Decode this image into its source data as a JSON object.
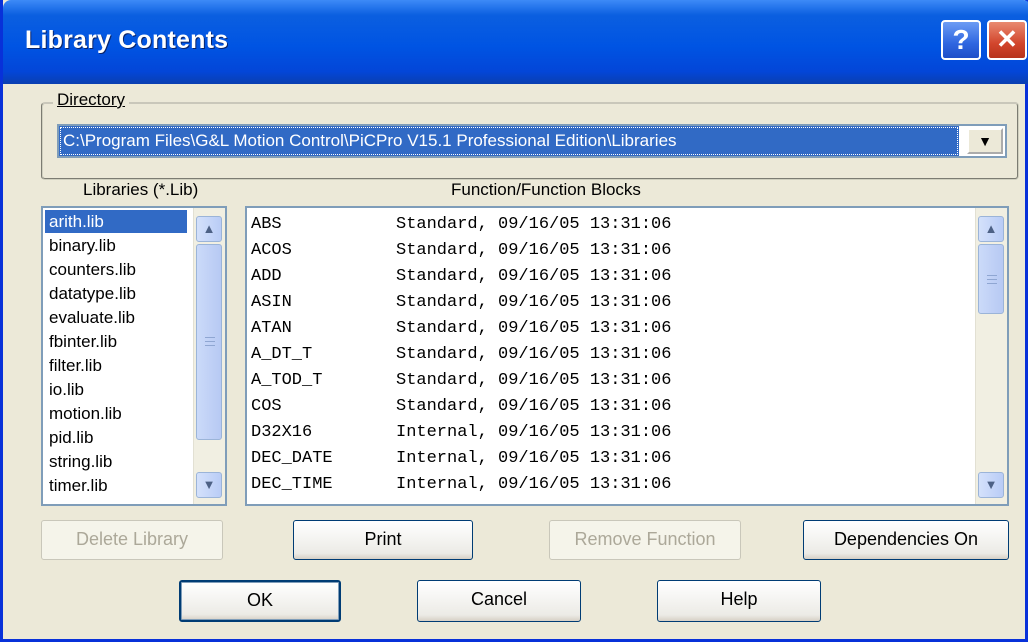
{
  "window": {
    "title": "Library Contents"
  },
  "directory": {
    "label": "Directory",
    "value": "C:\\Program Files\\G&L Motion Control\\PiCPro V15.1 Professional Edition\\Libraries"
  },
  "libraries": {
    "header": "Libraries (*.Lib)",
    "items": [
      "arith.lib",
      "binary.lib",
      "counters.lib",
      "datatype.lib",
      "evaluate.lib",
      "fbinter.lib",
      "filter.lib",
      "io.lib",
      "motion.lib",
      "pid.lib",
      "string.lib",
      "timer.lib"
    ],
    "selected": "arith.lib"
  },
  "functions": {
    "header": "Function/Function Blocks",
    "rows": [
      {
        "name": "ABS",
        "info": "Standard, 09/16/05 13:31:06"
      },
      {
        "name": "ACOS",
        "info": "Standard, 09/16/05 13:31:06"
      },
      {
        "name": "ADD",
        "info": "Standard, 09/16/05 13:31:06"
      },
      {
        "name": "ASIN",
        "info": "Standard, 09/16/05 13:31:06"
      },
      {
        "name": "ATAN",
        "info": "Standard, 09/16/05 13:31:06"
      },
      {
        "name": "A_DT_T",
        "info": "Standard, 09/16/05 13:31:06"
      },
      {
        "name": "A_TOD_T",
        "info": "Standard, 09/16/05 13:31:06"
      },
      {
        "name": "COS",
        "info": "Standard, 09/16/05 13:31:06"
      },
      {
        "name": "D32X16",
        "info": "Internal, 09/16/05 13:31:06"
      },
      {
        "name": "DEC_DATE",
        "info": "Internal, 09/16/05 13:31:06"
      },
      {
        "name": "DEC_TIME",
        "info": "Internal, 09/16/05 13:31:06"
      }
    ]
  },
  "buttons": {
    "delete_library": "Delete Library",
    "print": "Print",
    "remove_function": "Remove Function",
    "dependencies_on": "Dependencies On",
    "ok": "OK",
    "cancel": "Cancel",
    "help": "Help"
  },
  "icons": {
    "help": "?",
    "close": "✕",
    "dropdown": "▼",
    "scroll_up": "▲",
    "scroll_down": "▼"
  },
  "colors": {
    "title_bar": "#0054e3",
    "selection": "#316ac5",
    "dialog_bg": "#ece9d8"
  }
}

▶ SHORT PROBLEM
Show all lines from the records above where the word "Library" occurs.

▶ PROBLEM SOLUTION
    "title": "Library Contents"
    "delete_library": "Delete Library",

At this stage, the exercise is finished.